Exercise aim ▸ Can you turn the items, from their first line through the line containing "row-mac-address: 00602b06b112 (181, 185, 281, 200)", into a numbered list with any blank lines left out?

Dataset records ▸
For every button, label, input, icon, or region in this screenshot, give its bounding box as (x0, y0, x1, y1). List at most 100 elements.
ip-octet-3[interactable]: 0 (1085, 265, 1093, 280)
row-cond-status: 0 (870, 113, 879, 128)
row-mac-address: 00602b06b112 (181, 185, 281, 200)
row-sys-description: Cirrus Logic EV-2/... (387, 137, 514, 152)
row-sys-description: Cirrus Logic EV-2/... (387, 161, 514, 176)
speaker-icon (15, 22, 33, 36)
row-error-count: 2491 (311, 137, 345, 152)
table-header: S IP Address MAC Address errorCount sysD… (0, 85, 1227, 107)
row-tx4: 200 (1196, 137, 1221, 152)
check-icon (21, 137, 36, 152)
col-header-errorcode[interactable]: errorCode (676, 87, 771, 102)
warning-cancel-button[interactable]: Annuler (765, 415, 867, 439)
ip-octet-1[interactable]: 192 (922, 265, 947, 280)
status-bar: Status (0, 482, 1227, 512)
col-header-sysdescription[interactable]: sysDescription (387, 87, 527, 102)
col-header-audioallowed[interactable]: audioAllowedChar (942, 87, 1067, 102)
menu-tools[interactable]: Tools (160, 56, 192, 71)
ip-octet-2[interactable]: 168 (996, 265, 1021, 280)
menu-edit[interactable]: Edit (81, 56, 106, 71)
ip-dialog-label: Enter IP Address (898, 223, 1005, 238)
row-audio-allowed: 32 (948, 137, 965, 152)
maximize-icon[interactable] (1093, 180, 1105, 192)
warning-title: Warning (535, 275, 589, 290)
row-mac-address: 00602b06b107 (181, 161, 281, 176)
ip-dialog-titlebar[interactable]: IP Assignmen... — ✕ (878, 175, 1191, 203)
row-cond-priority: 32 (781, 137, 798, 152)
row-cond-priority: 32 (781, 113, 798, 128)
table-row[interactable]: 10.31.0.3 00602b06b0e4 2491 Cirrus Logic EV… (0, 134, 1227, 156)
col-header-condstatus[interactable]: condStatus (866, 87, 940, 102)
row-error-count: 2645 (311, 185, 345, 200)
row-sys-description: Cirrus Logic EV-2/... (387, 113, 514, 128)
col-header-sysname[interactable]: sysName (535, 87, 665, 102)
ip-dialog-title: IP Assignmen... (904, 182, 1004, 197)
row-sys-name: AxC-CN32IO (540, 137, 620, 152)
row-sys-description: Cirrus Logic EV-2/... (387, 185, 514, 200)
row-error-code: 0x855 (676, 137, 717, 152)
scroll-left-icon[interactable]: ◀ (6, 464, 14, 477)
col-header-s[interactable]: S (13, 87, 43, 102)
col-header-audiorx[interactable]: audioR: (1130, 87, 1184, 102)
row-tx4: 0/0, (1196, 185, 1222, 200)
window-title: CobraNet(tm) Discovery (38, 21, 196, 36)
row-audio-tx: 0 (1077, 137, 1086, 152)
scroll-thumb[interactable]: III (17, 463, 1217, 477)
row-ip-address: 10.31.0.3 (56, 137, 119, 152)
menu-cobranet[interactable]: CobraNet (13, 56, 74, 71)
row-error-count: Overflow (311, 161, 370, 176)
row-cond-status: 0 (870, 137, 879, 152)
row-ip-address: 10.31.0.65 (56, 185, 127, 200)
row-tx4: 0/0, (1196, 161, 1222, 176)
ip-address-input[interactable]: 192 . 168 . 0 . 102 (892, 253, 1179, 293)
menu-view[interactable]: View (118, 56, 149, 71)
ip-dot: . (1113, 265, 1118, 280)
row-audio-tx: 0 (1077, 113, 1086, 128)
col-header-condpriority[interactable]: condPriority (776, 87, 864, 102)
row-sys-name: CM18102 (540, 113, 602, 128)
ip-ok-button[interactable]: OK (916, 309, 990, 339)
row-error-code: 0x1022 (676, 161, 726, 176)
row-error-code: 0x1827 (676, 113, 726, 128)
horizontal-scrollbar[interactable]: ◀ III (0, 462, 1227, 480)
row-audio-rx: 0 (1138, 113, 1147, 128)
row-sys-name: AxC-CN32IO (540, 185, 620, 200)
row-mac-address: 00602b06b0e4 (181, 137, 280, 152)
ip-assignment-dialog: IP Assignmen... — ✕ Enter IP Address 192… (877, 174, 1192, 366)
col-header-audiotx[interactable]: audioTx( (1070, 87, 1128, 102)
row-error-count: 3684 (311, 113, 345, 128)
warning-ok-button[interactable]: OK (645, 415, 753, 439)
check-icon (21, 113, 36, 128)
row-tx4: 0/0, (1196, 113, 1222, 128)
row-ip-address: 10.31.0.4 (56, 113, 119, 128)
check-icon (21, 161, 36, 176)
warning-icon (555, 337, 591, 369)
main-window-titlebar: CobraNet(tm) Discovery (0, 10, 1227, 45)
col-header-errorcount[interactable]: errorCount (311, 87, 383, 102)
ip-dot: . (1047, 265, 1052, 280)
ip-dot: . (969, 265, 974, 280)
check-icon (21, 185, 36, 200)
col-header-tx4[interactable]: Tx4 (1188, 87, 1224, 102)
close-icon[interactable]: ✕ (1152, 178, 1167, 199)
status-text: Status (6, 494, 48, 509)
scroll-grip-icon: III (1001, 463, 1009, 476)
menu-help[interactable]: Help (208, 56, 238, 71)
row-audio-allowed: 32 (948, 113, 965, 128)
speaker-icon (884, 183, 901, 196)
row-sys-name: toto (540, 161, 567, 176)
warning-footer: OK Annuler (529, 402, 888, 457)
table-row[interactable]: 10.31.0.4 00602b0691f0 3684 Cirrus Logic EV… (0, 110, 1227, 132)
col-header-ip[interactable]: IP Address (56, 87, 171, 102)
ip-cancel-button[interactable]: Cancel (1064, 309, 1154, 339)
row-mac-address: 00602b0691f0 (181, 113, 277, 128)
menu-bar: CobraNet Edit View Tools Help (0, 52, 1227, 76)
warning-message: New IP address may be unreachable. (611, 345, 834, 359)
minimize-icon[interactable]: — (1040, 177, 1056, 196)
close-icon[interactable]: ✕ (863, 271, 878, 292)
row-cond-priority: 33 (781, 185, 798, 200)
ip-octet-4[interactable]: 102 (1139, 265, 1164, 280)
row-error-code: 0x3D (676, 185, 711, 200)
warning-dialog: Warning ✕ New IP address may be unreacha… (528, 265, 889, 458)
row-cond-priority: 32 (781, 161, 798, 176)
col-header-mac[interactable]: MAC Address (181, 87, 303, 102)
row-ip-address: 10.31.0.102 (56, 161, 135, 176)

Response to this task ▸
1. For every button, label, input, icon, or region in this screenshot, give its bounding box as (x0, y0, x1, y1). List at most 100 elements.
2. ip-octet-3[interactable]: 0 (1085, 265, 1093, 280)
3. row-cond-status: 0 (870, 113, 879, 128)
4. row-mac-address: 00602b06b112 (181, 185, 281, 200)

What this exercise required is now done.